---------- Records for the task ----------

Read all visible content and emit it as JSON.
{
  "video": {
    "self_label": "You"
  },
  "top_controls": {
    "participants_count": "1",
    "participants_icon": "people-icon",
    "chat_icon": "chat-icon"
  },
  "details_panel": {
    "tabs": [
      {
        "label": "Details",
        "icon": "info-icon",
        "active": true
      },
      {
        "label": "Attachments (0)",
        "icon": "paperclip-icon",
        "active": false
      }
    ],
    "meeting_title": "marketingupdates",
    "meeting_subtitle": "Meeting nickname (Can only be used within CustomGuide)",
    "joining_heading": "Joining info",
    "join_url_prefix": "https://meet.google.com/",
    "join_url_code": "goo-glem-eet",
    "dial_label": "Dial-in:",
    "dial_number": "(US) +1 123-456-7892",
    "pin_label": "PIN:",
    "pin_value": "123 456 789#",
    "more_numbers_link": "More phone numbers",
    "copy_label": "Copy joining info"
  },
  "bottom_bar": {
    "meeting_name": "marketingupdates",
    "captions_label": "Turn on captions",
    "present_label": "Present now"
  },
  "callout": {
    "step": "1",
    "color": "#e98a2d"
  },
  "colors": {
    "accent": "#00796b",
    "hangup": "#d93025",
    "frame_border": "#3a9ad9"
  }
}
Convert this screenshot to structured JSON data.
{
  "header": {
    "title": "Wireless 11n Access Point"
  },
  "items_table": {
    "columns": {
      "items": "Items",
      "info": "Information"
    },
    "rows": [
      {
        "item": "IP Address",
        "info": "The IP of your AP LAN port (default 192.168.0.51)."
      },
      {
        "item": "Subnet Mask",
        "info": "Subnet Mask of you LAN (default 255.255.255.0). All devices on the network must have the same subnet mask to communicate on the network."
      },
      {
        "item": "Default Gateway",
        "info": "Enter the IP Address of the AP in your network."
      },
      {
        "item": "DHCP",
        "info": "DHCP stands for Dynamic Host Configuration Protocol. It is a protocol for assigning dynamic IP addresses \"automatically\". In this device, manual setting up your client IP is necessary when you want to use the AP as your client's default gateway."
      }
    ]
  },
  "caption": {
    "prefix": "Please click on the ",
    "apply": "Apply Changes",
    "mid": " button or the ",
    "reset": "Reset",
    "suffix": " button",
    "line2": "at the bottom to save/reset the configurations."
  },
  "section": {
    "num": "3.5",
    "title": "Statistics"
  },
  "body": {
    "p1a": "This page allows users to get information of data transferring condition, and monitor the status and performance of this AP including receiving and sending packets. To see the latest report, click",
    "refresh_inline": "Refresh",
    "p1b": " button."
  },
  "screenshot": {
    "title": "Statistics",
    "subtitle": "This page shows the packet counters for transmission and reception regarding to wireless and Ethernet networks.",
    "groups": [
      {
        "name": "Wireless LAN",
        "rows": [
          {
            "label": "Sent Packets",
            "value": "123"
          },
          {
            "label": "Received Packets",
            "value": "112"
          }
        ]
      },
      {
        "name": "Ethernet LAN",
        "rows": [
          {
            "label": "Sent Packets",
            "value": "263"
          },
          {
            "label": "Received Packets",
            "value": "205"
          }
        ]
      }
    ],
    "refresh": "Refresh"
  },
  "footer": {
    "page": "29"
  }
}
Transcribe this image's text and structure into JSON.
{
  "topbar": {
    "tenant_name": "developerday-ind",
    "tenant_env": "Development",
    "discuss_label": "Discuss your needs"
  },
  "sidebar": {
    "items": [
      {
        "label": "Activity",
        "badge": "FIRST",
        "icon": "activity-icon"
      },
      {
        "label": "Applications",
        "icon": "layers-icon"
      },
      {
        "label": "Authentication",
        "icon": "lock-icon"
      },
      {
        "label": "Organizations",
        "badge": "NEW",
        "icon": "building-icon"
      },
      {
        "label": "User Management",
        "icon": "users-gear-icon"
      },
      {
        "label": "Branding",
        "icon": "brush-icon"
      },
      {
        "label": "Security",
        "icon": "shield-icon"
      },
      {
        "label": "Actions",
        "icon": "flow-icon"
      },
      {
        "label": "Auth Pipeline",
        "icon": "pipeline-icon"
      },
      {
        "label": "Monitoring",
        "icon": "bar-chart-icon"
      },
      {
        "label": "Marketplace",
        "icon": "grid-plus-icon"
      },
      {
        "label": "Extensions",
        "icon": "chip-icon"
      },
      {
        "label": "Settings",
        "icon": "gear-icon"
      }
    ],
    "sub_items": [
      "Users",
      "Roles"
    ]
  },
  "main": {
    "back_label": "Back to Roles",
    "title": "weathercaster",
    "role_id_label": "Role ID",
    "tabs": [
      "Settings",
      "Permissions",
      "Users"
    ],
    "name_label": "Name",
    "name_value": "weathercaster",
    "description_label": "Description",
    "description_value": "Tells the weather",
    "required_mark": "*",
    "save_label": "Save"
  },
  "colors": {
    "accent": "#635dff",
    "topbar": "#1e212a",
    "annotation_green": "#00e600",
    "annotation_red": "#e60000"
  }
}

----------

**Exercise details:** Your task is to reproduce the whole listing exactly.

**Output below:**
Read all visible content and emit it as JSON.
{
  "video": {
    "self_label": "You"
  },
  "top_controls": {
    "participants_count": "1",
    "participants_icon": "people-icon",
    "chat_icon": "chat-icon"
  },
  "details_panel": {
    "tabs": [
      {
        "label": "Details",
        "icon": "info-icon",
        "active": true
      },
      {
        "label": "Attachments (0)",
        "icon": "paperclip-icon",
        "active": false
      }
    ],
    "meeting_title": "marketingupdates",
    "meeting_subtitle": "Meeting nickname (Can only be used within CustomGuide)",
    "joining_heading": "Joining info",
    "join_url_prefix": "https://meet.google.com/",
    "join_url_code": "goo-glem-eet",
    "dial_label": "Dial-in:",
    "dial_number": "(US) +1 123-456-7892",
    "pin_label": "PIN:",
    "pin_value": "123 456 789#",
    "more_numbers_link": "More phone numbers",
    "copy_label": "Copy joining info"
  },
  "bottom_bar": {
    "meeting_name": "marketingupdates",
    "captions_label": "Turn on captions",
    "present_label": "Present now"
  },
  "callout": {
    "step": "1",
    "color": "#e98a2d"
  },
  "colors": {
    "accent": "#00796b",
    "hangup": "#d93025",
    "frame_border": "#3a9ad9"
  }
}
Convert this screenshot to structured JSON data.
{
  "header": {
    "title": "Wireless 11n Access Point"
  },
  "items_table": {
    "columns": {
      "items": "Items",
      "info": "Information"
    },
    "rows": [
      {
        "item": "IP Address",
        "info": "The IP of your AP LAN port (default 192.168.0.51)."
      },
      {
        "item": "Subnet Mask",
        "info": "Subnet Mask of you LAN (default 255.255.255.0). All devices on the network must have the same subnet mask to communicate on the network."
      },
      {
        "item": "Default Gateway",
        "info": "Enter the IP Address of the AP in your network."
      },
      {
        "item": "DHCP",
        "info": "DHCP stands for Dynamic Host Configuration Protocol. It is a protocol for assigning dynamic IP addresses \"automatically\". In this device, manual setting up your client IP is necessary when you want to use the AP as your client's default gateway."
      }
    ]
  },
  "caption": {
    "prefix": "Please click on the ",
    "apply": "Apply Changes",
    "mid": " button or the ",
    "reset": "Reset",
    "suffix": " button",
    "line2": "at the bottom to save/reset the configurations."
  },
  "section": {
    "num": "3.5",
    "title": "Statistics"
  },
  "body": {
    "p1a": "This page allows users to get information of data transferring condition, and monitor the status and performance of this AP including receiving and sending packets. To see the latest report, click",
    "refresh_inline": "Refresh",
    "p1b": " button."
  },
  "screenshot": {
    "title": "Statistics",
    "subtitle": "This page shows the packet counters for transmission and reception regarding to wireless and Ethernet networks.",
    "groups": [
      {
        "name": "Wireless LAN",
        "rows": [
          {
            "label": "Sent Packets",
            "value": "123"
          },
          {
            "label": "Received Packets",
            "value": "112"
          }
        ]
      },
      {
        "name": "Ethernet LAN",
        "rows": [
          {
            "label": "Sent Packets",
            "value": "263"
          },
          {
            "label": "Received Packets",
            "value": "205"
          }
        ]
      }
    ],
    "refresh": "Refresh"
  },
  "footer": {
    "page": "29"
  }
}
Transcribe this image's text and structure into JSON.
{
  "topbar": {
    "tenant_name": "developerday-ind",
    "tenant_env": "Development",
    "discuss_label": "Discuss your needs"
  },
  "sidebar": {
    "items": [
      {
        "label": "Activity",
        "badge": "FIRST",
        "icon": "activity-icon"
      },
      {
        "label": "Applications",
        "icon": "layers-icon"
      },
      {
        "label": "Authentication",
        "icon": "lock-icon"
      },
      {
        "label": "Organizations",
        "badge": "NEW",
        "icon": "building-icon"
      },
      {
        "label": "User Management",
        "icon": "users-gear-icon"
      },
      {
        "label": "Branding",
        "icon": "brush-icon"
      },
      {
        "label": "Security",
        "icon": "shield-icon"
      },
      {
        "label": "Actions",
        "icon": "flow-icon"
      },
      {
        "label": "Auth Pipeline",
        "icon": "pipeline-icon"
      },
      {
        "label": "Monitoring",
        "icon": "bar-chart-icon"
      },
      {
        "label": "Marketplace",
        "icon": "grid-plus-icon"
      },
      {
        "label": "Extensions",
        "icon": "chip-icon"
      },
      {
        "label": "Settings",
        "icon": "gear-icon"
      }
    ],
    "sub_items": [
      "Users",
      "Roles"
    ]
  },
  "main": {
    "back_label": "Back to Roles",
    "title": "weathercaster",
    "role_id_label": "Role ID",
    "tabs": [
      "Settings",
      "Permissions",
      "Users"
    ],
    "name_label": "Name",
    "name_value": "weathercaster",
    "description_label": "Description",
    "description_value": "Tells the weather",
    "required_mark": "*",
    "save_label": "Save"
  },
  "colors": {
    "accent": "#635dff",
    "topbar": "#1e212a",
    "annotation_green": "#00e600",
    "annotation_red": "#e60000"
  }
}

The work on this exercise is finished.